## begin SUPPLIED DATA
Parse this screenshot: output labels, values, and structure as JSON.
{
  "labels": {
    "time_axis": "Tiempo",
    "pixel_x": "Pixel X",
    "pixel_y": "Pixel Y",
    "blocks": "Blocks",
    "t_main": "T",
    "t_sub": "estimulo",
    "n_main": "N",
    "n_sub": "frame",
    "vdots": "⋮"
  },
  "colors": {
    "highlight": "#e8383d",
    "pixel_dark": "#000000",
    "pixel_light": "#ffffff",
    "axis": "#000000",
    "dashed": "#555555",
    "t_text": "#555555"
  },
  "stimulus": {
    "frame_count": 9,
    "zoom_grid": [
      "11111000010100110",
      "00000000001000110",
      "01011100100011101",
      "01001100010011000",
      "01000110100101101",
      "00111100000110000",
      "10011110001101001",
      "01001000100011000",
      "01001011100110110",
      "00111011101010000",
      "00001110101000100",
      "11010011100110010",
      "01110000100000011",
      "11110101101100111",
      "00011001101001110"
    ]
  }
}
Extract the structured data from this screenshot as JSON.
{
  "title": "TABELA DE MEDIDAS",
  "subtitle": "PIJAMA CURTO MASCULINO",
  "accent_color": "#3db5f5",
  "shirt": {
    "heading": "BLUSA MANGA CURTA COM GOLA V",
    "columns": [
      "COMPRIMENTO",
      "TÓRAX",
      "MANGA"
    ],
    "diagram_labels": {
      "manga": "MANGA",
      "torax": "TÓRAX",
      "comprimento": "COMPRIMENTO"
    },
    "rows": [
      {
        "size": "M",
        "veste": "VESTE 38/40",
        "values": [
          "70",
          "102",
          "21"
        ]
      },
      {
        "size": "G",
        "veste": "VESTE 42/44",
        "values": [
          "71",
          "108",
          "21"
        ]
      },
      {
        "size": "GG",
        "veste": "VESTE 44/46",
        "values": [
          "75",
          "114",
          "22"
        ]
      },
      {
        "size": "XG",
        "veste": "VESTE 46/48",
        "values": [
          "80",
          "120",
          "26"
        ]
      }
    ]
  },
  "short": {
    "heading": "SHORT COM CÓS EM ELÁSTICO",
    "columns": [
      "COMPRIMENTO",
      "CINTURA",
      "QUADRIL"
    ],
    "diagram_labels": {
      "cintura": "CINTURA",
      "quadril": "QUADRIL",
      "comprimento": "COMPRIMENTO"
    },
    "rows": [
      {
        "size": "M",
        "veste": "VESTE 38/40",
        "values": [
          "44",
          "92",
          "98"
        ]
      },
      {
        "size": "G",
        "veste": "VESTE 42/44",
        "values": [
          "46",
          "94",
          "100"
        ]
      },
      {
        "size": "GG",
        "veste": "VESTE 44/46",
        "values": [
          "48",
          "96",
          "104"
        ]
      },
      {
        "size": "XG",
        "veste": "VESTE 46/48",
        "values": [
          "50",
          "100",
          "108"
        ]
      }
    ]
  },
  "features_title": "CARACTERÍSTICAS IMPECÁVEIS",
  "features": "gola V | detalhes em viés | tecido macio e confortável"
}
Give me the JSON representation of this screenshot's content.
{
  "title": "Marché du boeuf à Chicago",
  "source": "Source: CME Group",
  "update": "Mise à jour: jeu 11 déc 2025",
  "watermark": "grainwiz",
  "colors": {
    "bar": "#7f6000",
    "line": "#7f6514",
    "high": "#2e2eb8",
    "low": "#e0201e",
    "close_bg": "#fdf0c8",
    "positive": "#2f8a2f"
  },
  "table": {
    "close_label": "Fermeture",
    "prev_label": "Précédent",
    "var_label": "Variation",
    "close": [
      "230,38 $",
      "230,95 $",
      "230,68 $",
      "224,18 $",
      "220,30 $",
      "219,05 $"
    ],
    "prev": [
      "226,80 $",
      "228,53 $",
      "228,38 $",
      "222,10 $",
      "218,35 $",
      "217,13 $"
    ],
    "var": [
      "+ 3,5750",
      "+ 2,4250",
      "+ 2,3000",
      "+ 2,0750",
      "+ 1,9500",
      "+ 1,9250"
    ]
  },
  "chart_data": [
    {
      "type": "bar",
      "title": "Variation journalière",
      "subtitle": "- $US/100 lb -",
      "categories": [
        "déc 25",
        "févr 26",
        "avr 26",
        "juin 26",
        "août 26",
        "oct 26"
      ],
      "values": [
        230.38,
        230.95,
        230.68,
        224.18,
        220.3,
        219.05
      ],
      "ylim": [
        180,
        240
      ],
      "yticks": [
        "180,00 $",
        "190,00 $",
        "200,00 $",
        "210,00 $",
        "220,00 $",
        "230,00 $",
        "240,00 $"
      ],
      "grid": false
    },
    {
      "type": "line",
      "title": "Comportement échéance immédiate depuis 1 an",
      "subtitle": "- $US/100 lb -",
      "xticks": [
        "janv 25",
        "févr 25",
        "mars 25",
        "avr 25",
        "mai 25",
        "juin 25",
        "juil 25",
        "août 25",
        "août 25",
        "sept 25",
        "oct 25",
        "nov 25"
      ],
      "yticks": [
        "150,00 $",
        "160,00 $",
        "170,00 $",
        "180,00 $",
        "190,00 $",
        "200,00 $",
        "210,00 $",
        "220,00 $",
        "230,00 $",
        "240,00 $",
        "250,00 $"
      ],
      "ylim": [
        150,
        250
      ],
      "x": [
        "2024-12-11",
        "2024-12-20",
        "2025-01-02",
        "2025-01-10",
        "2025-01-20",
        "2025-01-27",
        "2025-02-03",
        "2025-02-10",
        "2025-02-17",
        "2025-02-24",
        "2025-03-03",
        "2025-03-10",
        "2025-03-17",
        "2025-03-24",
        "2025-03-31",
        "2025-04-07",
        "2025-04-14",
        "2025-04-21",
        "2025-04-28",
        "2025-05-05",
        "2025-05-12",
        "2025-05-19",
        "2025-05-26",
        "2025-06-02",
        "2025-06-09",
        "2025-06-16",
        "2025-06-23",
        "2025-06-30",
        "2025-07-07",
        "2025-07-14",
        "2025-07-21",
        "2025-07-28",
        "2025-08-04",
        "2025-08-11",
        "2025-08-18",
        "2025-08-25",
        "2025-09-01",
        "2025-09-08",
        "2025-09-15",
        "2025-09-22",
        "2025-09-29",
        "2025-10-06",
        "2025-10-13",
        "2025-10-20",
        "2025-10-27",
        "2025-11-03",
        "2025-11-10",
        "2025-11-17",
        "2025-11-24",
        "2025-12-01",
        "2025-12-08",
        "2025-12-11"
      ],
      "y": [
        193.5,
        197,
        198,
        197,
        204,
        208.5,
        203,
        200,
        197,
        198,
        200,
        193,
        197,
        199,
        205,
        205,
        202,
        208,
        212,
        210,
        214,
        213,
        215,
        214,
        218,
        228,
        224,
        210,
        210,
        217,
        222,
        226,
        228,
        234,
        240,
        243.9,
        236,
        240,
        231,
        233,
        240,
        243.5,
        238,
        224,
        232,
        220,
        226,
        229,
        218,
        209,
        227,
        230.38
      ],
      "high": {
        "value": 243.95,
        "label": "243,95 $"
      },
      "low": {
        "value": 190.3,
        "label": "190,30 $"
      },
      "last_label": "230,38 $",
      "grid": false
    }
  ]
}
## end SUPPLIED DATA
- **WORK INSTRUCTIONS**
Each record above should be repeated exactly as it appears.

- **RESPONSE TO THIS EXERCISE**
Parse this screenshot: output labels, values, and structure as JSON.
{
  "labels": {
    "time_axis": "Tiempo",
    "pixel_x": "Pixel X",
    "pixel_y": "Pixel Y",
    "blocks": "Blocks",
    "t_main": "T",
    "t_sub": "estimulo",
    "n_main": "N",
    "n_sub": "frame",
    "vdots": "⋮"
  },
  "colors": {
    "highlight": "#e8383d",
    "pixel_dark": "#000000",
    "pixel_light": "#ffffff",
    "axis": "#000000",
    "dashed": "#555555",
    "t_text": "#555555"
  },
  "stimulus": {
    "frame_count": 9,
    "zoom_grid": [
      "11111000010100110",
      "00000000001000110",
      "01011100100011101",
      "01001100010011000",
      "01000110100101101",
      "00111100000110000",
      "10011110001101001",
      "01001000100011000",
      "01001011100110110",
      "00111011101010000",
      "00001110101000100",
      "11010011100110010",
      "01110000100000011",
      "11110101101100111",
      "00011001101001110"
    ]
  }
}
Extract the structured data from this screenshot as JSON.
{
  "title": "TABELA DE MEDIDAS",
  "subtitle": "PIJAMA CURTO MASCULINO",
  "accent_color": "#3db5f5",
  "shirt": {
    "heading": "BLUSA MANGA CURTA COM GOLA V",
    "columns": [
      "COMPRIMENTO",
      "TÓRAX",
      "MANGA"
    ],
    "diagram_labels": {
      "manga": "MANGA",
      "torax": "TÓRAX",
      "comprimento": "COMPRIMENTO"
    },
    "rows": [
      {
        "size": "M",
        "veste": "VESTE 38/40",
        "values": [
          "70",
          "102",
          "21"
        ]
      },
      {
        "size": "G",
        "veste": "VESTE 42/44",
        "values": [
          "71",
          "108",
          "21"
        ]
      },
      {
        "size": "GG",
        "veste": "VESTE 44/46",
        "values": [
          "75",
          "114",
          "22"
        ]
      },
      {
        "size": "XG",
        "veste": "VESTE 46/48",
        "values": [
          "80",
          "120",
          "26"
        ]
      }
    ]
  },
  "short": {
    "heading": "SHORT COM CÓS EM ELÁSTICO",
    "columns": [
      "COMPRIMENTO",
      "CINTURA",
      "QUADRIL"
    ],
    "diagram_labels": {
      "cintura": "CINTURA",
      "quadril": "QUADRIL",
      "comprimento": "COMPRIMENTO"
    },
    "rows": [
      {
        "size": "M",
        "veste": "VESTE 38/40",
        "values": [
          "44",
          "92",
          "98"
        ]
      },
      {
        "size": "G",
        "veste": "VESTE 42/44",
        "values": [
          "46",
          "94",
          "100"
        ]
      },
      {
        "size": "GG",
        "veste": "VESTE 44/46",
        "values": [
          "48",
          "96",
          "104"
        ]
      },
      {
        "size": "XG",
        "veste": "VESTE 46/48",
        "values": [
          "50",
          "100",
          "108"
        ]
      }
    ]
  },
  "features_title": "CARACTERÍSTICAS IMPECÁVEIS",
  "features": "gola V | detalhes em viés | tecido macio e confortável"
}
Give me the JSON representation of this screenshot's content.
{
  "title": "Marché du boeuf à Chicago",
  "source": "Source: CME Group",
  "update": "Mise à jour: jeu 11 déc 2025",
  "watermark": "grainwiz",
  "colors": {
    "bar": "#7f6000",
    "line": "#7f6514",
    "high": "#2e2eb8",
    "low": "#e0201e",
    "close_bg": "#fdf0c8",
    "positive": "#2f8a2f"
  },
  "table": {
    "close_label": "Fermeture",
    "prev_label": "Précédent",
    "var_label": "Variation",
    "close": [
      "230,38 $",
      "230,95 $",
      "230,68 $",
      "224,18 $",
      "220,30 $",
      "219,05 $"
    ],
    "prev": [
      "226,80 $",
      "228,53 $",
      "228,38 $",
      "222,10 $",
      "218,35 $",
      "217,13 $"
    ],
    "var": [
      "+ 3,5750",
      "+ 2,4250",
      "+ 2,3000",
      "+ 2,0750",
      "+ 1,9500",
      "+ 1,9250"
    ]
  },
  "chart_data": [
    {
      "type": "bar",
      "title": "Variation journalière",
      "subtitle": "- $US/100 lb -",
      "categories": [
        "déc 25",
        "févr 26",
        "avr 26",
        "juin 26",
        "août 26",
        "oct 26"
      ],
      "values": [
        230.38,
        230.95,
        230.68,
        224.18,
        220.3,
        219.05
      ],
      "ylim": [
        180,
        240
      ],
      "yticks": [
        "180,00 $",
        "190,00 $",
        "200,00 $",
        "210,00 $",
        "220,00 $",
        "230,00 $",
        "240,00 $"
      ],
      "grid": false
    },
    {
      "type": "line",
      "title": "Comportement échéance immédiate depuis 1 an",
      "subtitle": "- $US/100 lb -",
      "xticks": [
        "janv 25",
        "févr 25",
        "mars 25",
        "avr 25",
        "mai 25",
        "juin 25",
        "juil 25",
        "août 25",
        "août 25",
        "sept 25",
        "oct 25",
        "nov 25"
      ],
      "yticks": [
        "150,00 $",
        "160,00 $",
        "170,00 $",
        "180,00 $",
        "190,00 $",
        "200,00 $",
        "210,00 $",
        "220,00 $",
        "230,00 $",
        "240,00 $",
        "250,00 $"
      ],
      "ylim": [
        150,
        250
      ],
      "x": [
        "2024-12-11",
        "2024-12-20",
        "2025-01-02",
        "2025-01-10",
        "2025-01-20",
        "2025-01-27",
        "2025-02-03",
        "2025-02-10",
        "2025-02-17",
        "2025-02-24",
        "2025-03-03",
        "2025-03-10",
        "2025-03-17",
        "2025-03-24",
        "2025-03-31",
        "2025-04-07",
        "2025-04-14",
        "2025-04-21",
        "2025-04-28",
        "2025-05-05",
        "2025-05-12",
        "2025-05-19",
        "2025-05-26",
        "2025-06-02",
        "2025-06-09",
        "2025-06-16",
        "2025-06-23",
        "2025-06-30",
        "2025-07-07",
        "2025-07-14",
        "2025-07-21",
        "2025-07-28",
        "2025-08-04",
        "2025-08-11",
        "2025-08-18",
        "2025-08-25",
        "2025-09-01",
        "2025-09-08",
        "2025-09-15",
        "2025-09-22",
        "2025-09-29",
        "2025-10-06",
        "2025-10-13",
        "2025-10-20",
        "2025-10-27",
        "2025-11-03",
        "2025-11-10",
        "2025-11-17",
        "2025-11-24",
        "2025-12-01",
        "2025-12-08",
        "2025-12-11"
      ],
      "y": [
        193.5,
        197,
        198,
        197,
        204,
        208.5,
        203,
        200,
        197,
        198,
        200,
        193,
        197,
        199,
        205,
        205,
        202,
        208,
        212,
        210,
        214,
        213,
        215,
        214,
        218,
        228,
        224,
        210,
        210,
        217,
        222,
        226,
        228,
        234,
        240,
        243.9,
        236,
        240,
        231,
        233,
        240,
        243.5,
        238,
        224,
        232,
        220,
        226,
        229,
        218,
        209,
        227,
        230.38
      ],
      "high": {
        "value": 243.95,
        "label": "243,95 $"
      },
      "low": {
        "value": 190.3,
        "label": "190,30 $"
      },
      "last_label": "230,38 $",
      "grid": false
    }
  ]
}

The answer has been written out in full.